# [Stored data]
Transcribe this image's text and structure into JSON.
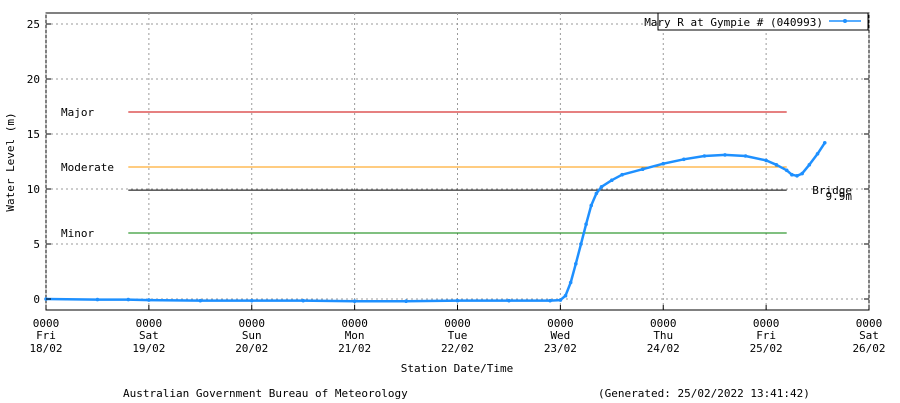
{
  "chart_data": {
    "type": "line",
    "title": "",
    "xlabel": "Station Date/Time",
    "ylabel": "Water Level (m)",
    "ylim": [
      -1,
      26
    ],
    "xlim": [
      0,
      8
    ],
    "grid": true,
    "legend_position": "top-right",
    "x_ticks": [
      {
        "time": "0000",
        "day": "Fri",
        "date": "18/02"
      },
      {
        "time": "0000",
        "day": "Sat",
        "date": "19/02"
      },
      {
        "time": "0000",
        "day": "Sun",
        "date": "20/02"
      },
      {
        "time": "0000",
        "day": "Mon",
        "date": "21/02"
      },
      {
        "time": "0000",
        "day": "Tue",
        "date": "22/02"
      },
      {
        "time": "0000",
        "day": "Wed",
        "date": "23/02"
      },
      {
        "time": "0000",
        "day": "Thu",
        "date": "24/02"
      },
      {
        "time": "0000",
        "day": "Fri",
        "date": "25/02"
      },
      {
        "time": "0000",
        "day": "Sat",
        "date": "26/02"
      }
    ],
    "y_ticks": [
      "0",
      "5",
      "10",
      "15",
      "20",
      "25"
    ],
    "thresholds": [
      {
        "label": "Major",
        "value": 17,
        "color": "#cc0000"
      },
      {
        "label": "Moderate",
        "value": 12,
        "color": "#ff9900"
      },
      {
        "label": "Minor",
        "value": 6,
        "color": "#008000"
      }
    ],
    "bridge": {
      "label": "Bridge",
      "value_label": "9.9m",
      "value": 9.9,
      "color": "#000000"
    },
    "threshold_span_days": [
      0.8,
      7.2
    ],
    "series": [
      {
        "name": "Mary R at Gympie # (040993)",
        "color": "#1e90ff",
        "points": [
          [
            0.0,
            0.0
          ],
          [
            0.5,
            -0.05
          ],
          [
            0.8,
            -0.05
          ],
          [
            1.0,
            -0.1
          ],
          [
            1.5,
            -0.15
          ],
          [
            2.0,
            -0.15
          ],
          [
            2.5,
            -0.15
          ],
          [
            3.0,
            -0.2
          ],
          [
            3.5,
            -0.2
          ],
          [
            4.0,
            -0.15
          ],
          [
            4.5,
            -0.15
          ],
          [
            4.9,
            -0.15
          ],
          [
            5.0,
            -0.1
          ],
          [
            5.05,
            0.3
          ],
          [
            5.1,
            1.5
          ],
          [
            5.15,
            3.2
          ],
          [
            5.2,
            5.0
          ],
          [
            5.25,
            6.8
          ],
          [
            5.3,
            8.5
          ],
          [
            5.35,
            9.6
          ],
          [
            5.4,
            10.2
          ],
          [
            5.5,
            10.8
          ],
          [
            5.6,
            11.3
          ],
          [
            5.8,
            11.8
          ],
          [
            6.0,
            12.3
          ],
          [
            6.2,
            12.7
          ],
          [
            6.4,
            13.0
          ],
          [
            6.6,
            13.1
          ],
          [
            6.8,
            13.0
          ],
          [
            7.0,
            12.6
          ],
          [
            7.1,
            12.2
          ],
          [
            7.2,
            11.7
          ],
          [
            7.25,
            11.3
          ],
          [
            7.3,
            11.2
          ],
          [
            7.35,
            11.4
          ],
          [
            7.42,
            12.2
          ],
          [
            7.5,
            13.2
          ],
          [
            7.57,
            14.2
          ]
        ]
      }
    ]
  },
  "footer": {
    "left": "Australian Government Bureau of Meteorology",
    "right": "(Generated: 25/02/2022 13:41:42)"
  }
}
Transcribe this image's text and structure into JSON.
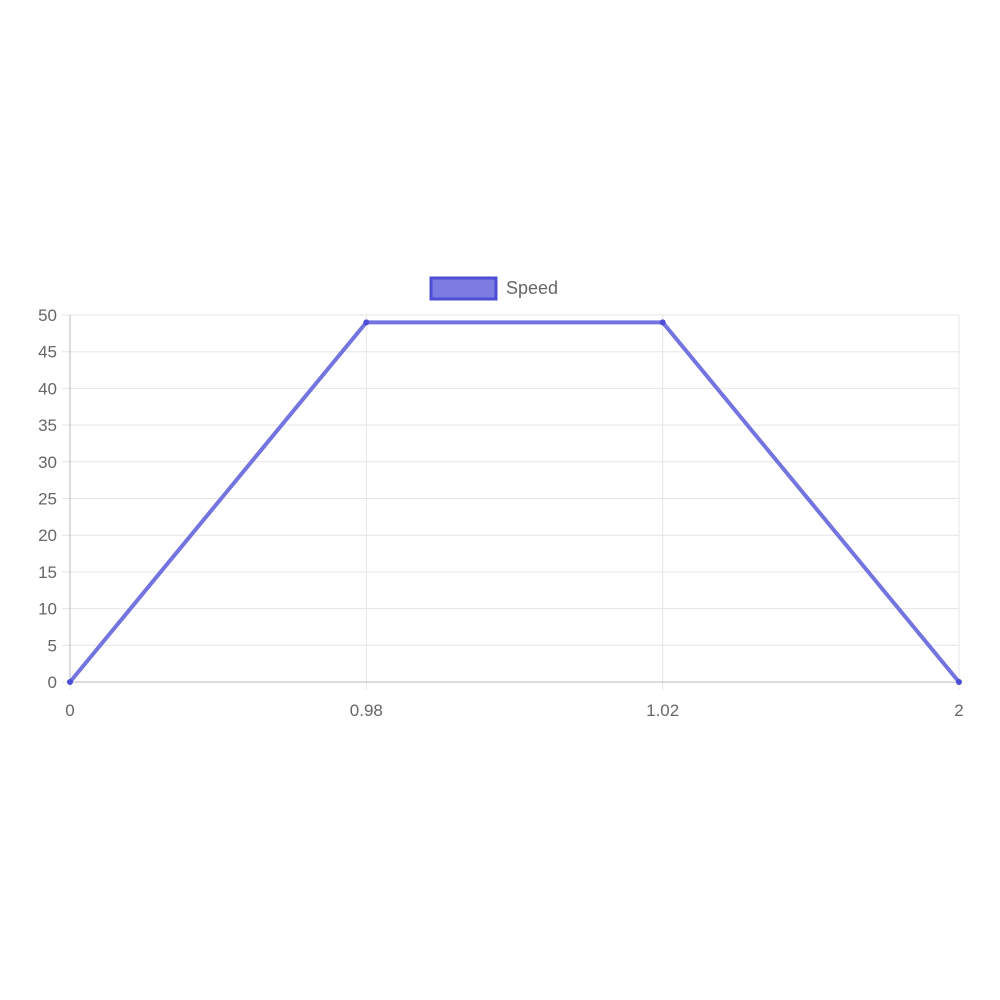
{
  "chart_data": {
    "type": "line",
    "categories": [
      "0",
      "0.98",
      "1.02",
      "2"
    ],
    "series": [
      {
        "name": "Speed",
        "values": [
          0,
          49,
          49,
          0
        ],
        "color": "#7474e0",
        "fill_color": "#7c7ce2",
        "border_color": "#4d4dd6"
      }
    ],
    "ylim": [
      0,
      50
    ],
    "yticks": [
      0,
      5,
      10,
      15,
      20,
      25,
      30,
      35,
      40,
      45,
      50
    ],
    "grid": true,
    "legend": "top-center",
    "grid_color": "#e5e5e5",
    "axis_color": "#b8b8b8"
  }
}
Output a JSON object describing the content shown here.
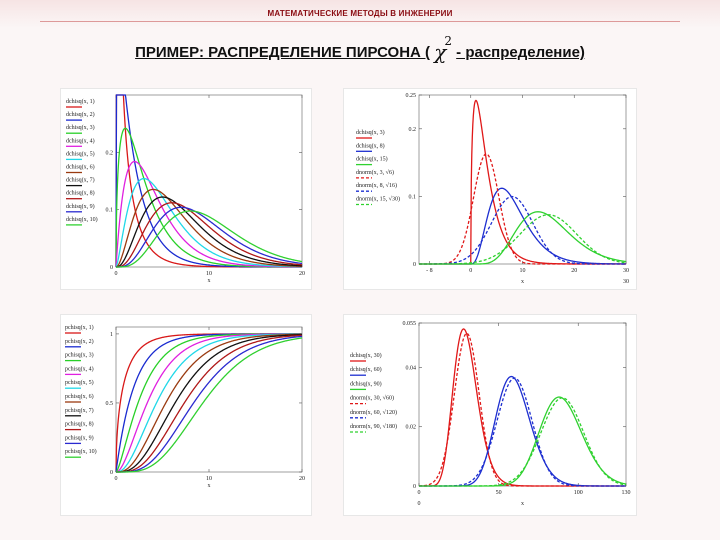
{
  "header": {
    "text": "МАТЕМАТИЧЕСКИЕ МЕТОДЫ В ИНЖЕНЕРИИ"
  },
  "title": {
    "prefix": "ПРИМЕР: РАСПРЕДЕЛЕНИЕ ПИРСОНА (",
    "symbol": "χ",
    "sup": "2",
    "suffix": "- распределение)"
  },
  "colors": {
    "header": "#8a0c12",
    "red": "#e01818",
    "blue": "#1d2ed0",
    "green": "#2fd12f"
  },
  "chart_data": [
    {
      "type": "line",
      "id": "dchisq",
      "xlabel": "x",
      "xlim": [
        0,
        20
      ],
      "ylim": [
        0,
        0.3
      ],
      "xticks": [
        "0",
        "10",
        "20"
      ],
      "yticks": [
        "0",
        "0.1",
        "0.2"
      ],
      "ytick_values": [
        0,
        0.1,
        0.2
      ],
      "series": [
        {
          "name": "dchisq(x, 1)",
          "df": 1,
          "color": "#d81818"
        },
        {
          "name": "dchisq(x, 2)",
          "df": 2,
          "color": "#1a2bd0"
        },
        {
          "name": "dchisq(x, 3)",
          "df": 3,
          "color": "#28d028"
        },
        {
          "name": "dchisq(x, 4)",
          "df": 4,
          "color": "#e020e0"
        },
        {
          "name": "dchisq(x, 5)",
          "df": 5,
          "color": "#20d8e8"
        },
        {
          "name": "dchisq(x, 6)",
          "df": 6,
          "color": "#9a3a10"
        },
        {
          "name": "dchisq(x, 7)",
          "df": 7,
          "color": "#111111"
        },
        {
          "name": "dchisq(x, 8)",
          "df": 8,
          "color": "#b01818"
        },
        {
          "name": "dchisq(x, 9)",
          "df": 9,
          "color": "#2a2ad0"
        },
        {
          "name": "dchisq(x, 10)",
          "df": 10,
          "color": "#30d030"
        }
      ]
    },
    {
      "type": "line",
      "id": "dchisq-vs-dnorm-small",
      "xlabel": "x",
      "xlim": [
        -10,
        30
      ],
      "ylim": [
        0,
        0.25
      ],
      "xticks": [
        "- 8",
        "0",
        "10",
        "20",
        "30"
      ],
      "xtick_values": [
        -8,
        0,
        10,
        20,
        30
      ],
      "xticks_bottom": [
        "30"
      ],
      "yticks": [
        "0",
        "0.1",
        "0.2",
        "0.25"
      ],
      "ytick_values": [
        0,
        0.1,
        0.2,
        0.25
      ],
      "series": [
        {
          "name": "dchisq(x, 3)",
          "df": 3,
          "kind": "chisq",
          "color": "#e01818",
          "dash": false
        },
        {
          "name": "dchisq(x, 8)",
          "df": 8,
          "kind": "chisq",
          "color": "#1d2ed0",
          "dash": false
        },
        {
          "name": "dchisq(x, 15)",
          "df": 15,
          "kind": "chisq",
          "color": "#2fd12f",
          "dash": false
        },
        {
          "name": "dnorm(x, 3, √6)",
          "df": 3,
          "kind": "norm",
          "color": "#e01818",
          "dash": true
        },
        {
          "name": "dnorm(x, 8, √16)",
          "df": 8,
          "kind": "norm",
          "color": "#1d2ed0",
          "dash": true
        },
        {
          "name": "dnorm(x, 15, √30)",
          "df": 15,
          "kind": "norm",
          "color": "#2fd12f",
          "dash": true
        }
      ]
    },
    {
      "type": "line",
      "id": "pchisq",
      "xlabel": "x",
      "xlim": [
        0,
        20
      ],
      "ylim": [
        0,
        1.05
      ],
      "xticks": [
        "0",
        "10",
        "20"
      ],
      "yticks": [
        "0",
        "0.5",
        "1"
      ],
      "ytick_values": [
        0,
        0.5,
        1
      ],
      "series": [
        {
          "name": "pchisq(x, 1)",
          "df": 1,
          "color": "#d81818"
        },
        {
          "name": "pchisq(x, 2)",
          "df": 2,
          "color": "#1a2bd0"
        },
        {
          "name": "pchisq(x, 3)",
          "df": 3,
          "color": "#28d028"
        },
        {
          "name": "pchisq(x, 4)",
          "df": 4,
          "color": "#e020e0"
        },
        {
          "name": "pchisq(x, 5)",
          "df": 5,
          "color": "#20d8e8"
        },
        {
          "name": "pchisq(x, 6)",
          "df": 6,
          "color": "#9a3a10"
        },
        {
          "name": "pchisq(x, 7)",
          "df": 7,
          "color": "#111111"
        },
        {
          "name": "pchisq(x, 8)",
          "df": 8,
          "color": "#b01818"
        },
        {
          "name": "pchisq(x, 9)",
          "df": 9,
          "color": "#2a2ad0"
        },
        {
          "name": "pchisq(x, 10)",
          "df": 10,
          "color": "#30d030"
        }
      ]
    },
    {
      "type": "line",
      "id": "dchisq-vs-dnorm-large",
      "xlabel": "x",
      "xlim": [
        0,
        130
      ],
      "ylim": [
        0,
        0.055
      ],
      "xticks": [
        "0",
        "50",
        "100",
        "130"
      ],
      "xtick_values": [
        0,
        50,
        100,
        130
      ],
      "xticks_bottom": [
        "0"
      ],
      "yticks": [
        "0",
        "0.02",
        "0.04",
        "0.055"
      ],
      "ytick_values": [
        0,
        0.02,
        0.04,
        0.055
      ],
      "series": [
        {
          "name": "dchisq(x, 30)",
          "df": 30,
          "kind": "chisq",
          "color": "#e01818",
          "dash": false
        },
        {
          "name": "dchisq(x, 60)",
          "df": 60,
          "kind": "chisq",
          "color": "#1d2ed0",
          "dash": false
        },
        {
          "name": "dchisq(x, 90)",
          "df": 90,
          "kind": "chisq",
          "color": "#2fd12f",
          "dash": false
        },
        {
          "name": "dnorm(x, 30, √60)",
          "df": 30,
          "kind": "norm",
          "color": "#e01818",
          "dash": true
        },
        {
          "name": "dnorm(x, 60, √120)",
          "df": 60,
          "kind": "norm",
          "color": "#1d2ed0",
          "dash": true
        },
        {
          "name": "dnorm(x, 90, √180)",
          "df": 90,
          "kind": "norm",
          "color": "#2fd12f",
          "dash": true
        }
      ]
    }
  ]
}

# [Aim of the exercise]
The answer should be a single number: the count of lines in the data that include the string "dnorm".

# [Response to this exercise]
8